### PROBLEM DETAILS:
Extract the lines of the records from the start of the records up to and including the line that contains "label-opening-text: 开篇：引出对象 xyxy=(211,223,520,267)", and reproduce them without any changes.

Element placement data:
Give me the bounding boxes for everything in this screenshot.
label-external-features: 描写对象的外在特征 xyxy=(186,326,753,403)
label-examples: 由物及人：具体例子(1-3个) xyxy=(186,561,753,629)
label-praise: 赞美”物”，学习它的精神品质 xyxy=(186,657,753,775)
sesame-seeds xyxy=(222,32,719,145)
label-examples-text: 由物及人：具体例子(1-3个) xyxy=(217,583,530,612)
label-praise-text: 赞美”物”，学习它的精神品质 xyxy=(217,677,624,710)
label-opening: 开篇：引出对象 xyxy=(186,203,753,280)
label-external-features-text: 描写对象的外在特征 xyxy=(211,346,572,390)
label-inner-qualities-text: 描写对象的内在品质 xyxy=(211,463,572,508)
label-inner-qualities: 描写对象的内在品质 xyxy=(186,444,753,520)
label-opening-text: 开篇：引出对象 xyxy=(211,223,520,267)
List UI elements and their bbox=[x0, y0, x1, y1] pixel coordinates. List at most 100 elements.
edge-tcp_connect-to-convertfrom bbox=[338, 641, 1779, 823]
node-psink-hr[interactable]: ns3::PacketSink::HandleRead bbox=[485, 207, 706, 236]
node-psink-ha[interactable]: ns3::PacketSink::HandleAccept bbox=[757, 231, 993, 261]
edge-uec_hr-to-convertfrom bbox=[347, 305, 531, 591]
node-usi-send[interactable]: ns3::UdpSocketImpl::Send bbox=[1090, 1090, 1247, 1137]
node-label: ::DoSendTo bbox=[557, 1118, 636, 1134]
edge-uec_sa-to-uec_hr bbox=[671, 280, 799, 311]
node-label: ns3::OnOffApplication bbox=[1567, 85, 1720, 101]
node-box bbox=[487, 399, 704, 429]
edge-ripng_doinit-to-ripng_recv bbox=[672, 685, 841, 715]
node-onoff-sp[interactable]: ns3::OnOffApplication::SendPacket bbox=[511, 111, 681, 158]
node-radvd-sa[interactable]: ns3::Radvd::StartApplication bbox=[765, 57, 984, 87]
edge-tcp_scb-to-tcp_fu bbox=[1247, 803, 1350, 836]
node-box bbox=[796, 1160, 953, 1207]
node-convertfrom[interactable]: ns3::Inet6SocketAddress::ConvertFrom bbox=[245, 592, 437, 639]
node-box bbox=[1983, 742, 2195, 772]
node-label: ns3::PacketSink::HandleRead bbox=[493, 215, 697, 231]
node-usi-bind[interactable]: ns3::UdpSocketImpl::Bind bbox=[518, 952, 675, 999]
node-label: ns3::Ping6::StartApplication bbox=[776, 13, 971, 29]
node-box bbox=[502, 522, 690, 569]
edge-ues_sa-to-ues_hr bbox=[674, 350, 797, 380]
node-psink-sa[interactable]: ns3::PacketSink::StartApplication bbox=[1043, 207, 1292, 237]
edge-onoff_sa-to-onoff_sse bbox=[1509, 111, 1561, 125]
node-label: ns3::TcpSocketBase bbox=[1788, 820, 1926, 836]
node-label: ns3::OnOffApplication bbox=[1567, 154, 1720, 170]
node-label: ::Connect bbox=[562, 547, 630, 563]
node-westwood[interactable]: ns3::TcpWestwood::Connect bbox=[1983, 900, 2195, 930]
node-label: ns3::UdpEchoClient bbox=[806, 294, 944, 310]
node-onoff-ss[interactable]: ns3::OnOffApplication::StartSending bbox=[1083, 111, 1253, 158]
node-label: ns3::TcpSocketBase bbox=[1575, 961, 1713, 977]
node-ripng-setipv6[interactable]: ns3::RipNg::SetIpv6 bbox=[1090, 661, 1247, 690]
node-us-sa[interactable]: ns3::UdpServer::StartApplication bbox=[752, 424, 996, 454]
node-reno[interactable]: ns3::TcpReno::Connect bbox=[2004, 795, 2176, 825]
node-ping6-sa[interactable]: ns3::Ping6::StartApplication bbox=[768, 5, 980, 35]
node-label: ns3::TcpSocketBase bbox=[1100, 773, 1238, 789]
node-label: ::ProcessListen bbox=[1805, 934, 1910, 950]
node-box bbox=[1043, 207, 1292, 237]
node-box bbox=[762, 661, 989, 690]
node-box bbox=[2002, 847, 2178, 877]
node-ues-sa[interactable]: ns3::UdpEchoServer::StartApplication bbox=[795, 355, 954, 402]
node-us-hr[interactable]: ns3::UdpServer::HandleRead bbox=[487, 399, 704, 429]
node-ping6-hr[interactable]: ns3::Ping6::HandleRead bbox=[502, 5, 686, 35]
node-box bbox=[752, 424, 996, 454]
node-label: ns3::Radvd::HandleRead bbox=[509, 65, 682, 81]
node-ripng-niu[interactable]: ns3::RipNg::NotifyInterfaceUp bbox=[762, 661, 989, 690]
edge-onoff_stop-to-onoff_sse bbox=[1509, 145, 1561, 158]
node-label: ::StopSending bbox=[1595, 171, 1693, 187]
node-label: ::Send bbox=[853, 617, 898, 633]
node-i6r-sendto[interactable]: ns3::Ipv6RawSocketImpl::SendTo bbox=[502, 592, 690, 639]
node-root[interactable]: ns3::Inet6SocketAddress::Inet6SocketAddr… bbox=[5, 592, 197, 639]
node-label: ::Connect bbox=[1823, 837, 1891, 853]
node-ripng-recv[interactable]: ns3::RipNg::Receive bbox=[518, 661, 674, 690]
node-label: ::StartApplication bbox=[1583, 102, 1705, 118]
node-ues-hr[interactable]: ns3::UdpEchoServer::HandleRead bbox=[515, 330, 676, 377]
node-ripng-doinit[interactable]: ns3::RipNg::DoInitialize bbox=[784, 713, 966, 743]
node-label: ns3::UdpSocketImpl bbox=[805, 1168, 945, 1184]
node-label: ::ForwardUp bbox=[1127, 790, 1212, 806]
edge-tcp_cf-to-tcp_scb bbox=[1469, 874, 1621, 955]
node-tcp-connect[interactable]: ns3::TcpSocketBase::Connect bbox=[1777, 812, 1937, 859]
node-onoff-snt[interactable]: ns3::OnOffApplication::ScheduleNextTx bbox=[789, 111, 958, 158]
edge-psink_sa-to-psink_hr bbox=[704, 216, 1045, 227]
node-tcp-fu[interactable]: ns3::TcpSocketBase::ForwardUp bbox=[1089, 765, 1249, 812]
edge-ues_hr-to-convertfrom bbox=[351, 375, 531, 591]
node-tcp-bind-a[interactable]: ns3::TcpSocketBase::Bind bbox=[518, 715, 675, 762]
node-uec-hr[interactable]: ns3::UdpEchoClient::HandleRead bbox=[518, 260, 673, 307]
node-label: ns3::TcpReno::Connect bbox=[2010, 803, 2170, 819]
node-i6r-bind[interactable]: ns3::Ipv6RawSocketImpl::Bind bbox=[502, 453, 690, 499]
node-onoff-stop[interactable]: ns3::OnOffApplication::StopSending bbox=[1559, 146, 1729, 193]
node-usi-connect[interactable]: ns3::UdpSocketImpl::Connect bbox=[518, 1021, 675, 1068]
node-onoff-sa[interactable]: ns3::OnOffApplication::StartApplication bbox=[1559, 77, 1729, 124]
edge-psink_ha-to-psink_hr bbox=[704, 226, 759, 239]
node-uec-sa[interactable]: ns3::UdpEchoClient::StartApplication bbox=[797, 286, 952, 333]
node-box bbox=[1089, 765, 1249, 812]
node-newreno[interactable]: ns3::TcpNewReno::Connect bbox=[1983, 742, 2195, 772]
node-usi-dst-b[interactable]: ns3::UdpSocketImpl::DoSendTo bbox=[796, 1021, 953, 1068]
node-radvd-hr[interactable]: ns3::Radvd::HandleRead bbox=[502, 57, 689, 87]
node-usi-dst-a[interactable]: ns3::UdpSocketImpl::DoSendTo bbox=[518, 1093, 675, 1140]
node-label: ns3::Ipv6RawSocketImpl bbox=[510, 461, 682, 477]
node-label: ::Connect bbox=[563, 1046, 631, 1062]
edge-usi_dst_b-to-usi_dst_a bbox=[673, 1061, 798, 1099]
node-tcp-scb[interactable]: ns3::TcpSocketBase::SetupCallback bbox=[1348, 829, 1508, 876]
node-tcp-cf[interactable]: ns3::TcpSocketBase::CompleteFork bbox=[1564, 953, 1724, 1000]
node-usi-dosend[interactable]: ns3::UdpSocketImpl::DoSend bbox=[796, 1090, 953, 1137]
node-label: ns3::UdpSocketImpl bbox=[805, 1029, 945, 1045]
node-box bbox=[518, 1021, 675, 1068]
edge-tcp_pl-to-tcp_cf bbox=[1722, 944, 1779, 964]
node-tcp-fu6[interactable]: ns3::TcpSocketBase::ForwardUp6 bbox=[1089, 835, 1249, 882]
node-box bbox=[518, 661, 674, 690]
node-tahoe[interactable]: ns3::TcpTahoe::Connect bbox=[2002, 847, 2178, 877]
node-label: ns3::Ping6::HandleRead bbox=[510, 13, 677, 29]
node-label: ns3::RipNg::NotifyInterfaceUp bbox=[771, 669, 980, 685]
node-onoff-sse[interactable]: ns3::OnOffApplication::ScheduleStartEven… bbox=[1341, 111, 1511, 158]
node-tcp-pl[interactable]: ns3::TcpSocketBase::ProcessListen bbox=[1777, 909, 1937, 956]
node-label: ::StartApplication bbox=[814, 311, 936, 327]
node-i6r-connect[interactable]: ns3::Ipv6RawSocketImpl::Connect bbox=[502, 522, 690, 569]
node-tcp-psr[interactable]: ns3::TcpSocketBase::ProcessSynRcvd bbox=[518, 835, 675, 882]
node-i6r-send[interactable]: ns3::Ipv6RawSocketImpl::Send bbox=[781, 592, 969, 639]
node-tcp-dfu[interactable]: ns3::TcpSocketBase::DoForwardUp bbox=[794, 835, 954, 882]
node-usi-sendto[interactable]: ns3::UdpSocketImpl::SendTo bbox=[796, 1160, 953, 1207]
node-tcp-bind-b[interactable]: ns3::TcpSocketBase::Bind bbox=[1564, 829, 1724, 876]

### SOLUTION TO THE EXERCISE:
Give me the bounding boxes for everything in this screenshot.
label-external-features: 描写对象的外在特征 xyxy=(186,326,753,403)
label-examples: 由物及人：具体例子(1-3个) xyxy=(186,561,753,629)
label-praise: 赞美”物”，学习它的精神品质 xyxy=(186,657,753,775)
sesame-seeds xyxy=(222,32,719,145)
label-examples-text: 由物及人：具体例子(1-3个) xyxy=(217,583,530,612)
label-praise-text: 赞美”物”，学习它的精神品质 xyxy=(217,677,624,710)
label-opening: 开篇：引出对象 xyxy=(186,203,753,280)
label-external-features-text: 描写对象的外在特征 xyxy=(211,346,572,390)
label-inner-qualities-text: 描写对象的内在品质 xyxy=(211,463,572,508)
label-inner-qualities: 描写对象的内在品质 xyxy=(186,444,753,520)
label-opening-text: 开篇：引出对象 xyxy=(211,223,520,267)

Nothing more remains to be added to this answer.